**Problem details:**
Across these entries, count the lines holding the string "相关叙述错误的是"; the number is the whole answer.

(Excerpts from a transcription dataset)

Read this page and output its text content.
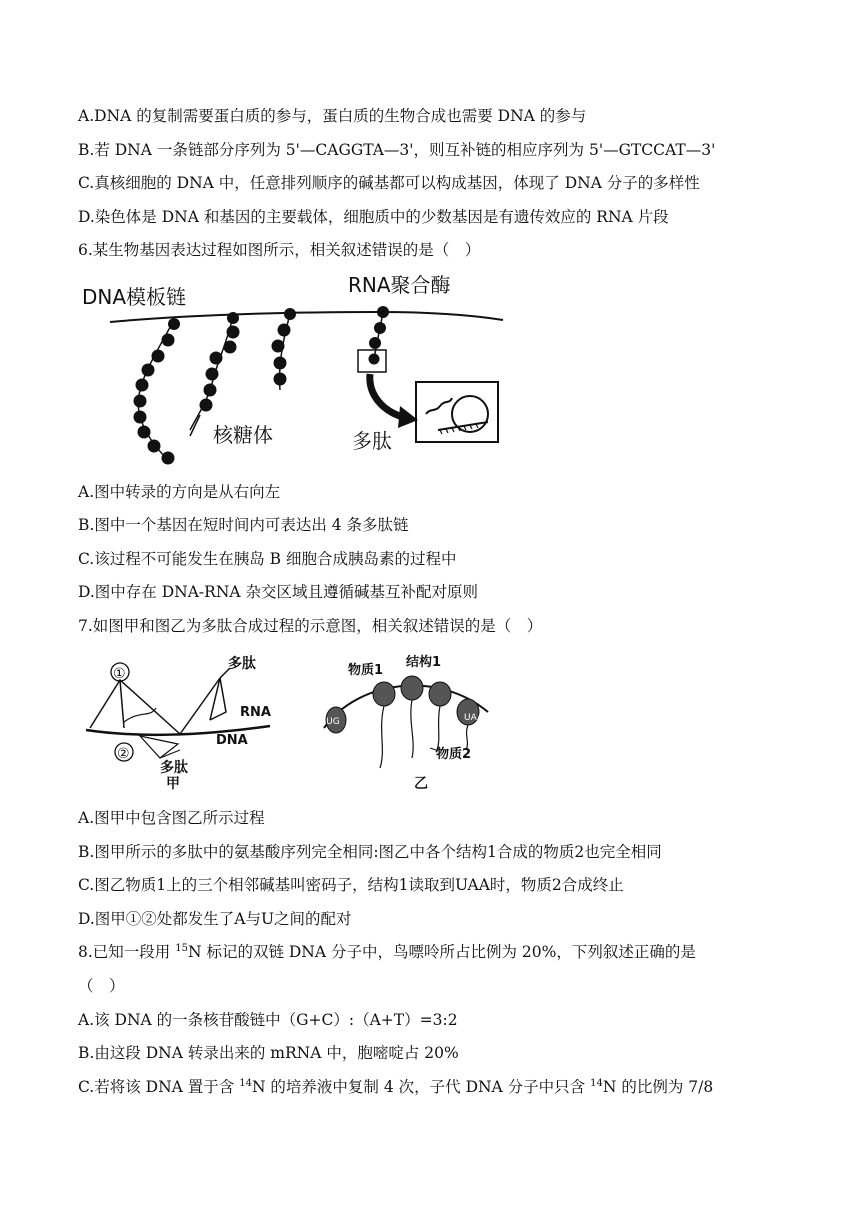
A.DNA 的复制需要蛋白质的参与，蛋白质的生物合成也需要 DNA 的参与
B.若 DNA 一条链部分序列为 5'—CAGGTA—3'，则互补链的相应序列为 5'—GTCCAT—3'
C.真核细胞的 DNA 中，任意排列顺序的碱基都可以构成基因，体现了 DNA 分子的多样性
D.染色体是 DNA 和基因的主要载体，细胞质中的少数基因是有遗传效应的 RNA 片段
6.某生物基因表达过程如图所示，相关叙述错误的是（　）
DNA模板链	RNA聚合酶
核糖体	多肽
A.图中转录的方向是从右向左
B.图中一个基因在短时间内可表达出 4 条多肽链
C.该过程不可能发生在胰岛 B 细胞合成胰岛素的过程中
D.图中存在 DNA-RNA 杂交区域且遵循碱基互补配对原则
7.如图甲和图乙为多肽合成过程的示意图，相关叙述错误的是（　）
①
②
多肽
RNA
DNA
多肽
甲
AUG	UAA
物质1
结构1
物质2
乙
A.图甲中包含图乙所示过程
B.图甲所示的多肽中的氨基酸序列完全相同:图乙中各个结构1合成的物质2也完全相同
C.图乙物质1上的三个相邻碱基叫密码子，结构1读取到UAA时，物质2合成终止
D.图甲①②处都发生了A与U之间的配对
8.已知一段用 $^{15}$N 标记的双链 DNA 分子中，鸟嘌呤所占比例为 20%，下列叙述正确的是
（　）
A.该 DNA 的一条核苷酸链中（G+C）:（A+T）=3:2
B.由这段 DNA 转录出来的 mRNA 中，胞嘧啶占 20%
C.若将该 DNA 置于含 $^{14}$N 的培养液中复制 4 次，子代 DNA 分子中只含 $^{14}$N 的比例为 7/8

**Task result:**
2